Scan the records for the word "distillate". Copy each line that includes it.
□ □ □ □ □ □ □
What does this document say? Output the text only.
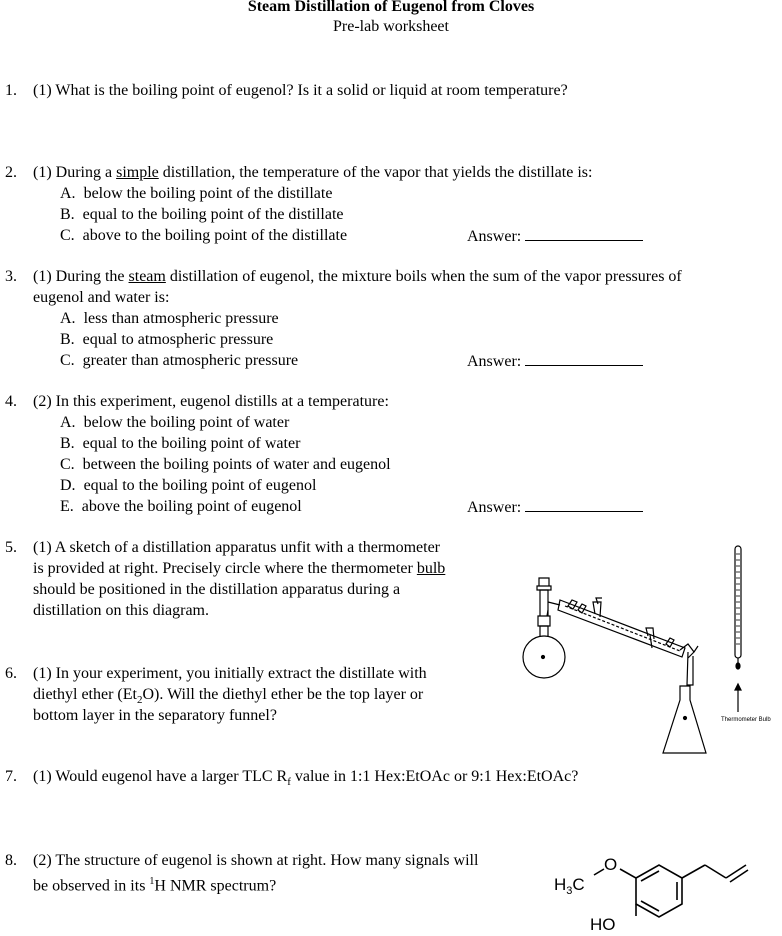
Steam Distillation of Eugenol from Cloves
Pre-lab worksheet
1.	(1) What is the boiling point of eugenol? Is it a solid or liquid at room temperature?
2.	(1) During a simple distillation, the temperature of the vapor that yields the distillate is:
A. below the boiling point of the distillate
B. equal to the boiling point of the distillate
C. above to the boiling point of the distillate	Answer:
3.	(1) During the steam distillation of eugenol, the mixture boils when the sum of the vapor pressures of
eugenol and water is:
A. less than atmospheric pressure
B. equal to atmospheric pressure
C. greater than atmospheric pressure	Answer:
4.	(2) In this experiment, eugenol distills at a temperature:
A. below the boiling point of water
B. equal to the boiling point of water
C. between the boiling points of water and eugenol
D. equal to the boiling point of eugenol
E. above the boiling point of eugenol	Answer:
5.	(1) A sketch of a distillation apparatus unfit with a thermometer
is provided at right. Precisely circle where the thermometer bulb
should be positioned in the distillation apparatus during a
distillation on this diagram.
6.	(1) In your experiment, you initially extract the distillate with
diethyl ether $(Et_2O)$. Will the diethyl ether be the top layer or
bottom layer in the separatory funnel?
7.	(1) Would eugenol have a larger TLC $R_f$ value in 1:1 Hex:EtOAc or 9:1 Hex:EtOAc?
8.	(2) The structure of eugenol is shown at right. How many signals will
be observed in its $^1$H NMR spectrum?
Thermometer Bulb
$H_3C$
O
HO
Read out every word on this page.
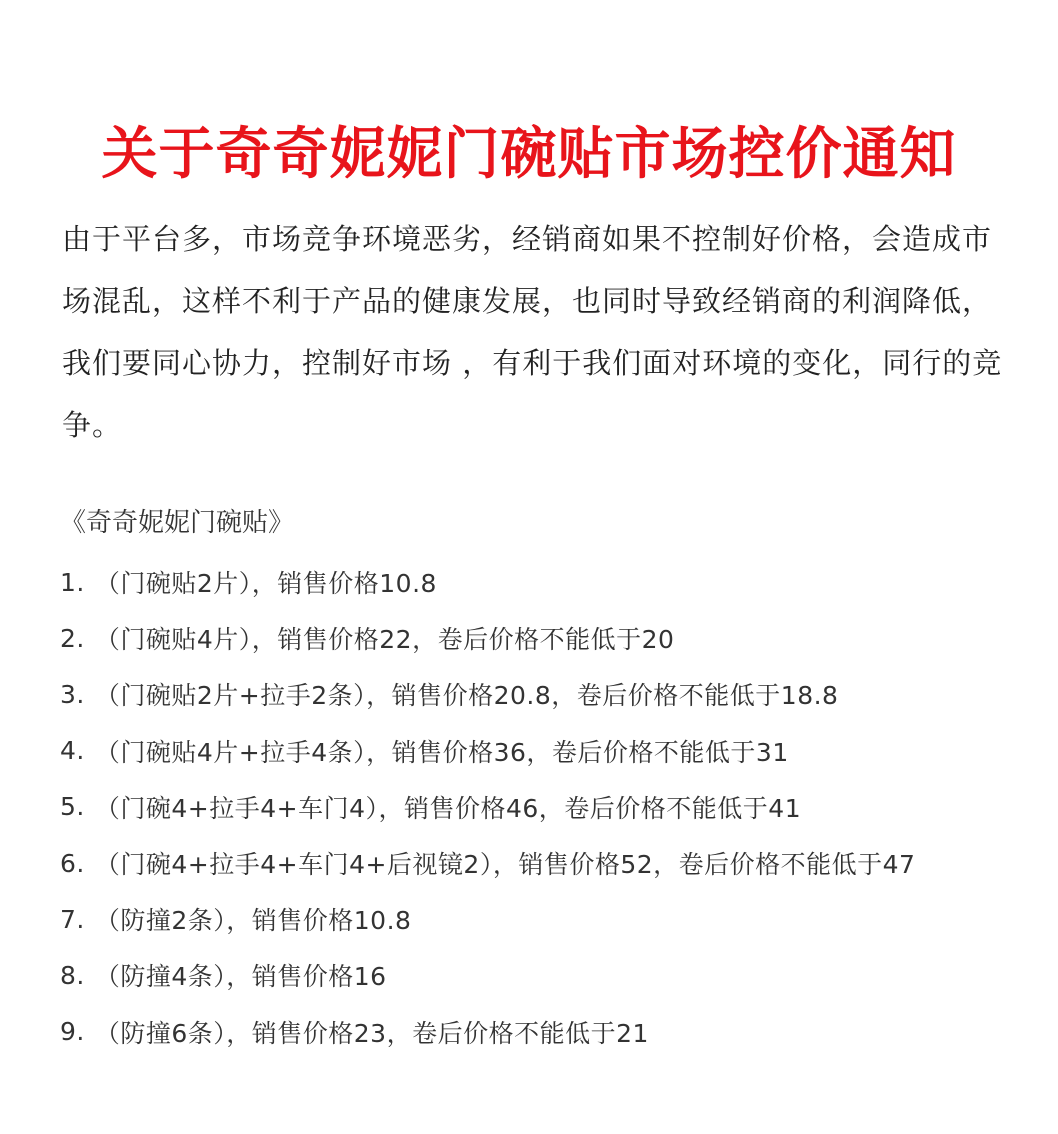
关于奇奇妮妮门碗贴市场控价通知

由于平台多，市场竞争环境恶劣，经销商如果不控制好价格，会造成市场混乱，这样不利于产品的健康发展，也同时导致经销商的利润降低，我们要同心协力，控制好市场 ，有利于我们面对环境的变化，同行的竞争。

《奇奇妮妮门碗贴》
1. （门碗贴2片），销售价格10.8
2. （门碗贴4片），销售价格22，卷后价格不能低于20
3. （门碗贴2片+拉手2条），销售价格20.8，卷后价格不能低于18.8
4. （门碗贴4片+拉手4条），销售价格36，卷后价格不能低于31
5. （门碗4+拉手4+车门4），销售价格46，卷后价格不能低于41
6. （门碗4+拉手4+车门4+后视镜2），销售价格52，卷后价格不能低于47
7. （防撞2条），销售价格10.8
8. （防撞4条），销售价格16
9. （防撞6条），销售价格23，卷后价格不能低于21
□ □ □ □ □ □ □
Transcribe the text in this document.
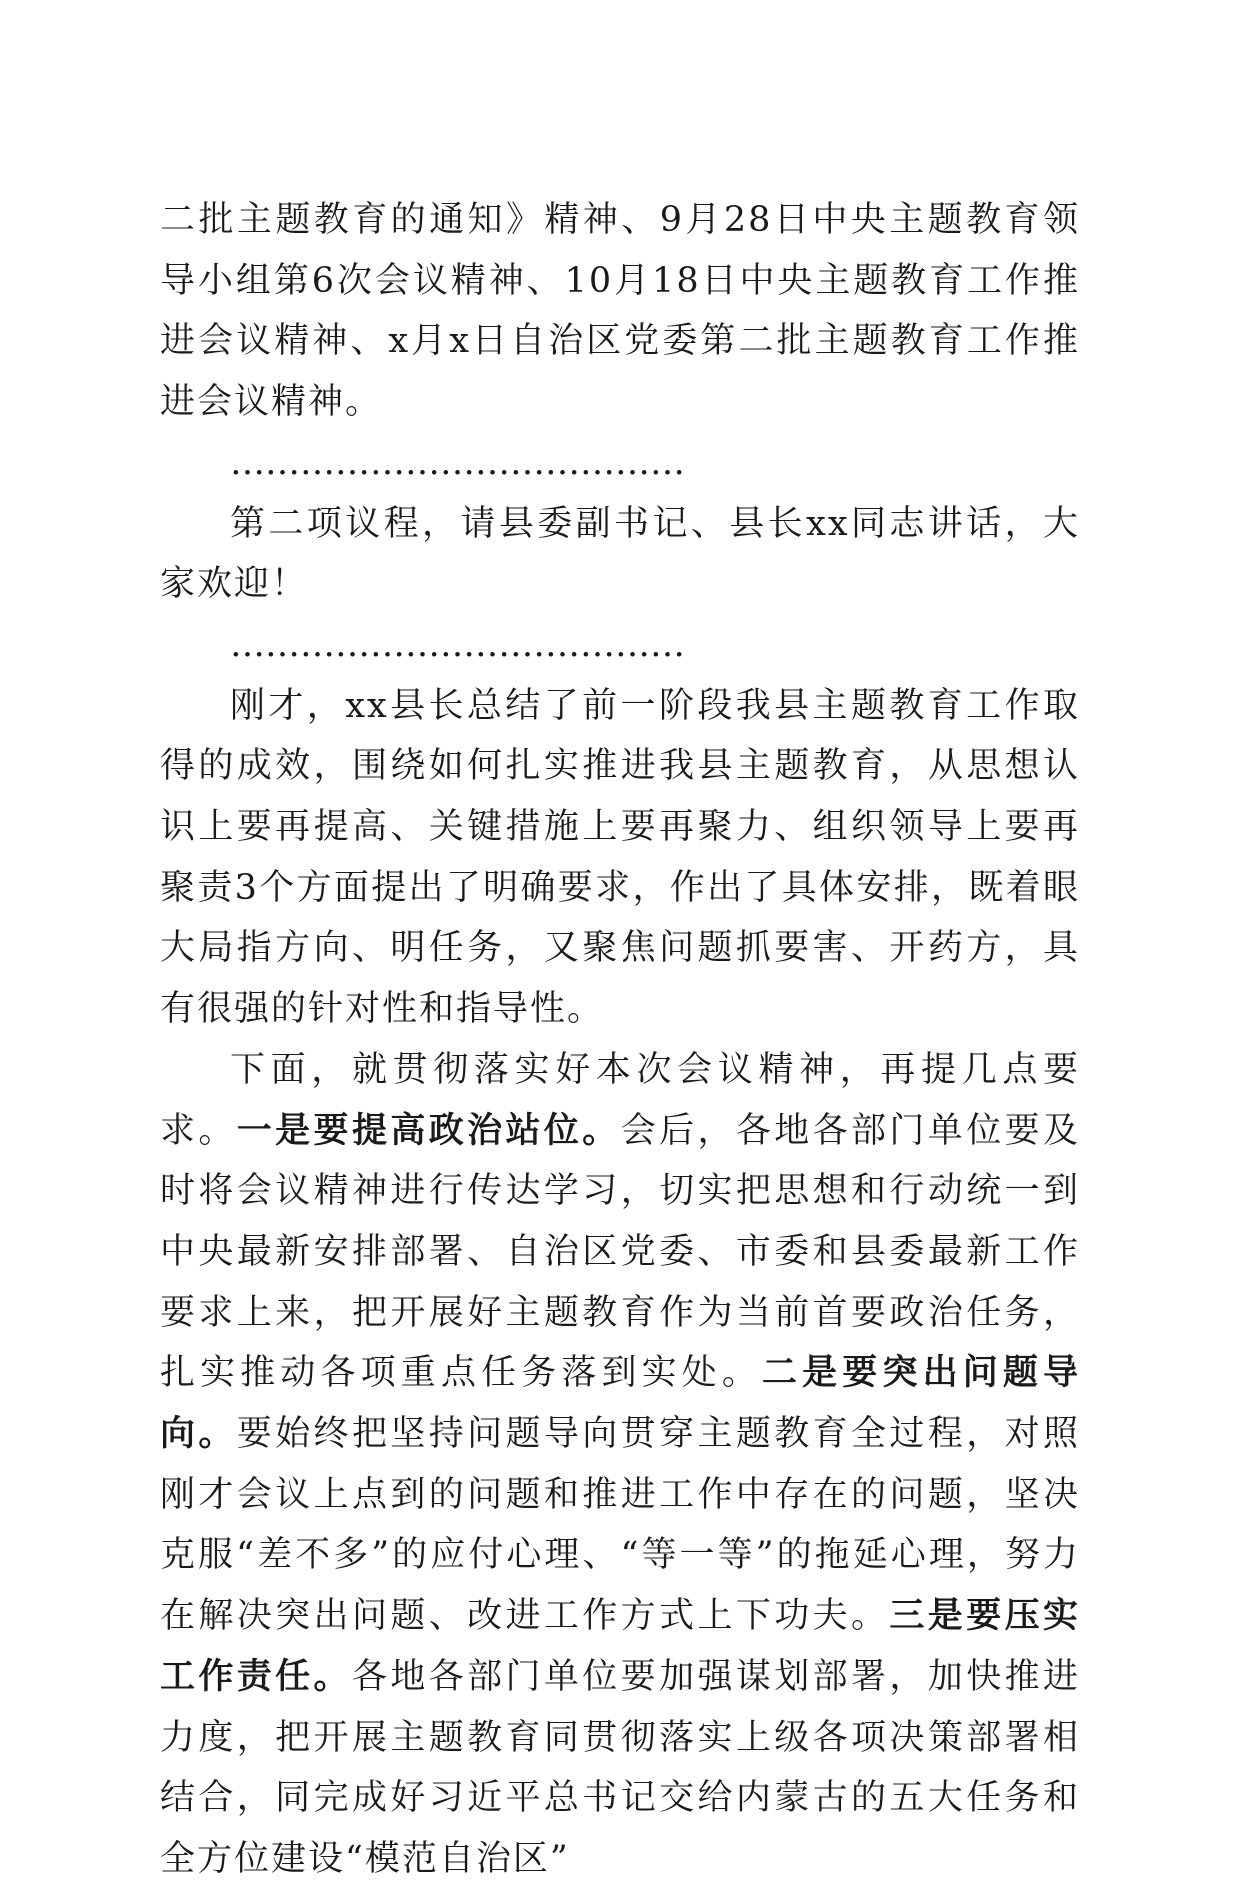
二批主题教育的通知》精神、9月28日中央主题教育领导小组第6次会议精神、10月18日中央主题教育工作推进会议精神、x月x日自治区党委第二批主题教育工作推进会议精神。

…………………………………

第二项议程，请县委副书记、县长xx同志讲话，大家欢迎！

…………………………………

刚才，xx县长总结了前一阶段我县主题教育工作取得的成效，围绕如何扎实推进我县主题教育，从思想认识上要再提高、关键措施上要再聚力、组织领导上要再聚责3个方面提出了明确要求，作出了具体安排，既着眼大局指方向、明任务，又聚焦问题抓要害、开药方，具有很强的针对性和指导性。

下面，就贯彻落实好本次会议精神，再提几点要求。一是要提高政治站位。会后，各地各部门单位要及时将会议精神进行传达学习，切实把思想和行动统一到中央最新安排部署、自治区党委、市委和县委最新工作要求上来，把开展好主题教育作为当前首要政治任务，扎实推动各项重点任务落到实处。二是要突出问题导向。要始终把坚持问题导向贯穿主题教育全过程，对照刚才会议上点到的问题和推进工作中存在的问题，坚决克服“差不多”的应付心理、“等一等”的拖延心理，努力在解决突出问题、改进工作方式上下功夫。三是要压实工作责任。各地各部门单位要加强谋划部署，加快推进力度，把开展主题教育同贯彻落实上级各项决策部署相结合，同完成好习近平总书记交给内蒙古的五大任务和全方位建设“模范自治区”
□ □ □ □ □ □ □
• Correct output
2.	(1) During a simple distillation, the temperature of the vapor that yields the distillate is:
A. below the boiling point of the distillate
B. equal to the boiling point of the distillate
C. above to the boiling point of the distillate	Answer:
6.	(1) In your experiment, you initially extract the distillate with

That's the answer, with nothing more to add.